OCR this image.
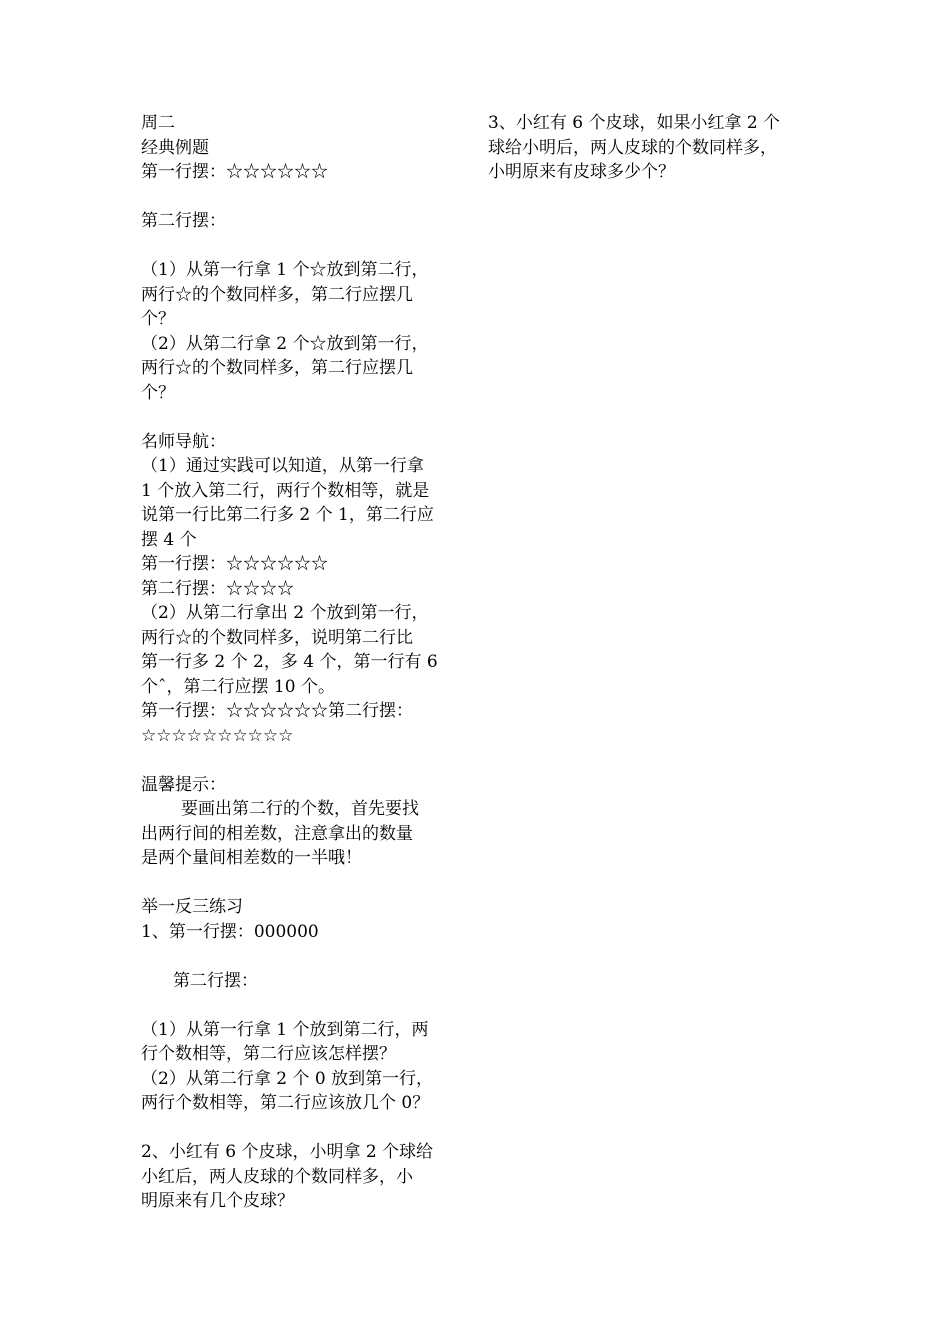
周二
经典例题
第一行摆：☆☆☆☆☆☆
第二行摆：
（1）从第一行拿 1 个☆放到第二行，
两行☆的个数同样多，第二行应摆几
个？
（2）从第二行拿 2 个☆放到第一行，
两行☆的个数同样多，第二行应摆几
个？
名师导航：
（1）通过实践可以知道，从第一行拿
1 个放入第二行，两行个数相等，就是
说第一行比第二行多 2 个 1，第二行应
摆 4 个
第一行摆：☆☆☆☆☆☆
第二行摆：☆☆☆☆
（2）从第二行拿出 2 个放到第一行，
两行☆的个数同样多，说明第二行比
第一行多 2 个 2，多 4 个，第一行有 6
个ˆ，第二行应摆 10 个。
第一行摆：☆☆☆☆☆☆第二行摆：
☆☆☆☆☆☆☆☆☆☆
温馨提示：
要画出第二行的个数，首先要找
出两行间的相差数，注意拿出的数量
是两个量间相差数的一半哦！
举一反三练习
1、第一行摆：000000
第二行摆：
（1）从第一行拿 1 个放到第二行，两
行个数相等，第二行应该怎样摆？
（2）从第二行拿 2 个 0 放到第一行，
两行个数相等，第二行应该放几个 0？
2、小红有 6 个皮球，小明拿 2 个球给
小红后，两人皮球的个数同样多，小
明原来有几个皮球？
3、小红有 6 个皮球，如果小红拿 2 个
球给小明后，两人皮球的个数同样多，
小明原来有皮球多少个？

::::::::

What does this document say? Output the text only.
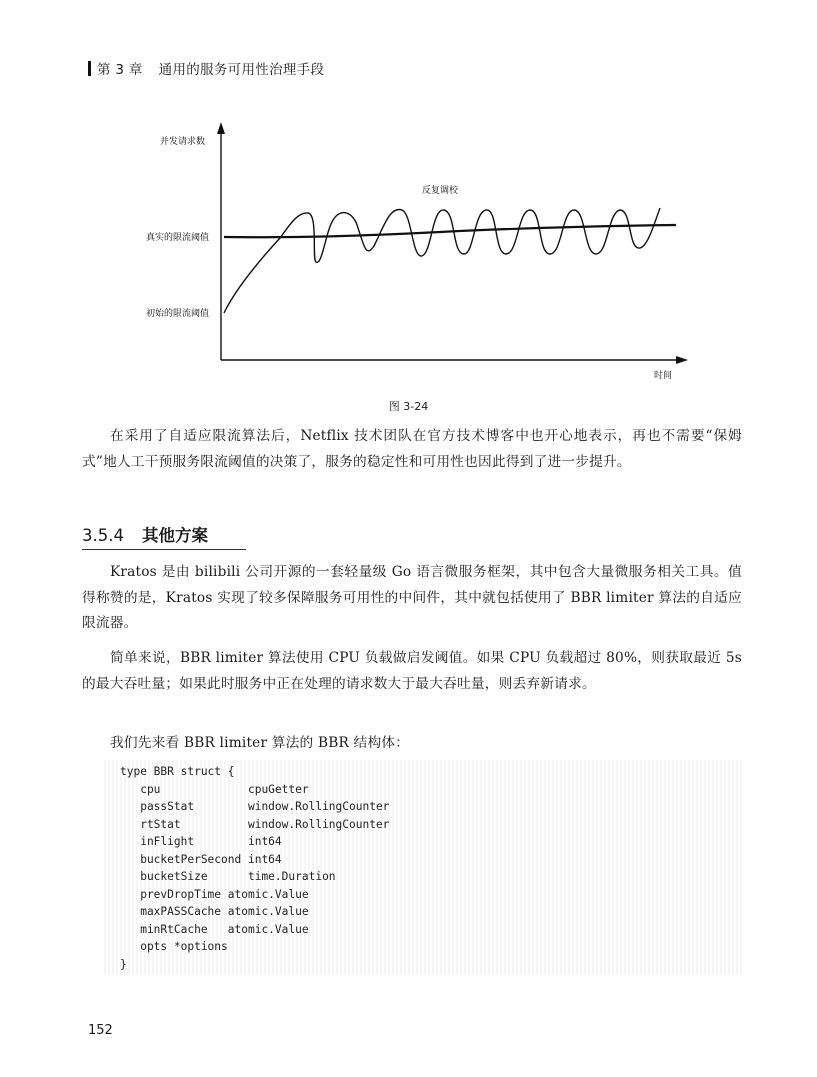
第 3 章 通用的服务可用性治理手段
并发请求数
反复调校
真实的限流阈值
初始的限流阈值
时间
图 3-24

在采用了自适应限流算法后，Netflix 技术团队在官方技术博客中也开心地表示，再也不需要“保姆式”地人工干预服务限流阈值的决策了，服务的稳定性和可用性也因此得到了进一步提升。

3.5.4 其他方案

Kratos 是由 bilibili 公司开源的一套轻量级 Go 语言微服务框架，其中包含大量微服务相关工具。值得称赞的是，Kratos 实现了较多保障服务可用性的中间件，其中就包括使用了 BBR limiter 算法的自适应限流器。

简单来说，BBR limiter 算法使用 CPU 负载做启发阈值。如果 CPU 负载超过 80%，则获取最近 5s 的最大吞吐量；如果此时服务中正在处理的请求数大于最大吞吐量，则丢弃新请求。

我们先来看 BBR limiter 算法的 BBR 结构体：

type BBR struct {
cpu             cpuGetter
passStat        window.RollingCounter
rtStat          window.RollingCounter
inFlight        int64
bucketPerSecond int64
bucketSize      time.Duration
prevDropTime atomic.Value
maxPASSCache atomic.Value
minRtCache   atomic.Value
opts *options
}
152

::::::::

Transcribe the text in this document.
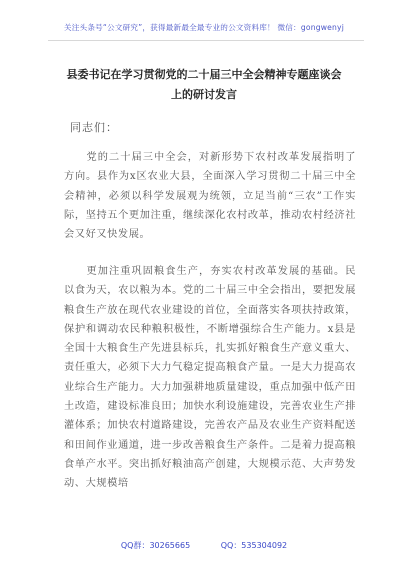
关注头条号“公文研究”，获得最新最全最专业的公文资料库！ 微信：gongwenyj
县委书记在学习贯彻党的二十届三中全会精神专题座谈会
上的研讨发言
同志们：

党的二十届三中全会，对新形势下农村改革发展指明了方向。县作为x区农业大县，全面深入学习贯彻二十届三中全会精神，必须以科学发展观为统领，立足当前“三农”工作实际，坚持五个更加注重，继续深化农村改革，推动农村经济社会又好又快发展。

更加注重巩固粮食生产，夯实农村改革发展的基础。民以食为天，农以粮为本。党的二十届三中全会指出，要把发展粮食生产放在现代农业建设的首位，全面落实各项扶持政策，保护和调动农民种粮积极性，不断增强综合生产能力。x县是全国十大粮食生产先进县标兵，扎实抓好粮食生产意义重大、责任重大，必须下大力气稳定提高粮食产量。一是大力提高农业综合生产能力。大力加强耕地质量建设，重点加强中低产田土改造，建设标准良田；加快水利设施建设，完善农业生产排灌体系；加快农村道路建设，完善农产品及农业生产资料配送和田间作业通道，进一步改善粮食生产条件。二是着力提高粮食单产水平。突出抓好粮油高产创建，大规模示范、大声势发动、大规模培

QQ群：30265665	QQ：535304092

::::::::

Find the word "window" and list each line it appears in.

passStat        window.RollingCounter
rtStat          window.RollingCounter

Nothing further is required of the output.